» **Prompt**:
Copy the data without any changes, from the line containing "Segment this screenshot: for" through the line containing "y-tick-label: 20 — [58, 262, 72, 276]", both of those lines included. Leave the pictures out of your answer.

» **Data section**:

↓

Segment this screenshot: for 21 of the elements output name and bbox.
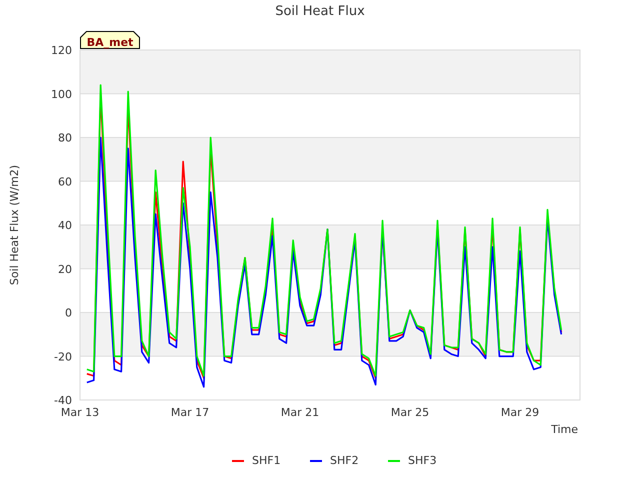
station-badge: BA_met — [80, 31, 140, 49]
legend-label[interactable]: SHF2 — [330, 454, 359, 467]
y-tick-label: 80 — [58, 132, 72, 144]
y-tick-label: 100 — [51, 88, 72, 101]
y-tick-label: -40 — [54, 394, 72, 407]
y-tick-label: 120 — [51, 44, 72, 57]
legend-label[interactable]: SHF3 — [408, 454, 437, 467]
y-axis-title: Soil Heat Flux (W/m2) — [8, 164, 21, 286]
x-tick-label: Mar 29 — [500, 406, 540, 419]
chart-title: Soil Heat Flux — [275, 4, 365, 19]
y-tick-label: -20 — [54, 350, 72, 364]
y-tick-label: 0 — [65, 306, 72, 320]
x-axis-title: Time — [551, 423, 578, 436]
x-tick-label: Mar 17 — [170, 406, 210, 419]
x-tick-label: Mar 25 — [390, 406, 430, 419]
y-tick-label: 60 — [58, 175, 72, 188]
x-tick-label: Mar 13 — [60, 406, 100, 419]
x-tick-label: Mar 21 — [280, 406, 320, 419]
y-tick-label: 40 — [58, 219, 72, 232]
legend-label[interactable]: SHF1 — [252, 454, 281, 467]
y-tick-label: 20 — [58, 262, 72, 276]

↑
↓

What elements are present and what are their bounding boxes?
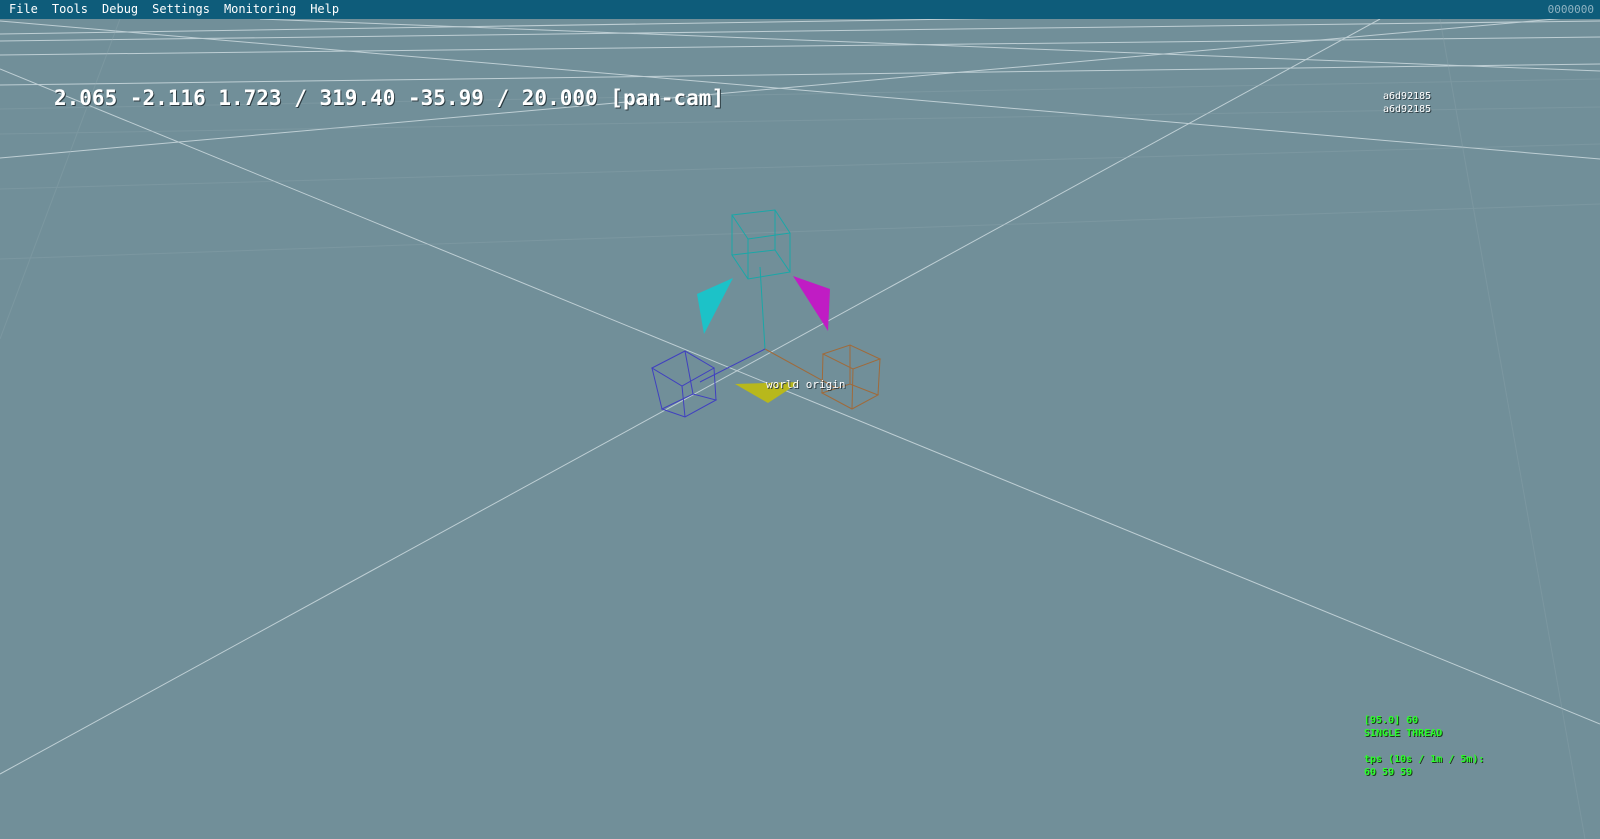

↑

» **Solution for this task**:
Segment this screenshot: for 21 of the elements output name and bbox.
station-badge: BA_met — [80, 31, 140, 49]
legend-label[interactable]: SHF2 — [330, 454, 359, 467]
y-tick-label: 80 — [58, 132, 72, 144]
y-tick-label: 100 — [51, 88, 72, 101]
y-tick-label: -40 — [54, 394, 72, 407]
y-tick-label: 120 — [51, 44, 72, 57]
legend-label[interactable]: SHF3 — [408, 454, 437, 467]
y-axis-title: Soil Heat Flux (W/m2) — [8, 164, 21, 286]
x-tick-label: Mar 29 — [500, 406, 540, 419]
chart-title: Soil Heat Flux — [275, 4, 365, 19]
y-tick-label: -20 — [54, 350, 72, 364]
y-tick-label: 0 — [65, 306, 72, 320]
x-axis-title: Time — [551, 423, 578, 436]
x-tick-label: Mar 17 — [170, 406, 210, 419]
x-tick-label: Mar 25 — [390, 406, 430, 419]
y-tick-label: 60 — [58, 175, 72, 188]
x-tick-label: Mar 13 — [60, 406, 100, 419]
x-tick-label: Mar 21 — [280, 406, 320, 419]
y-tick-label: 40 — [58, 219, 72, 232]
legend-label[interactable]: SHF1 — [252, 454, 281, 467]
y-tick-label: 20 — [58, 262, 72, 276]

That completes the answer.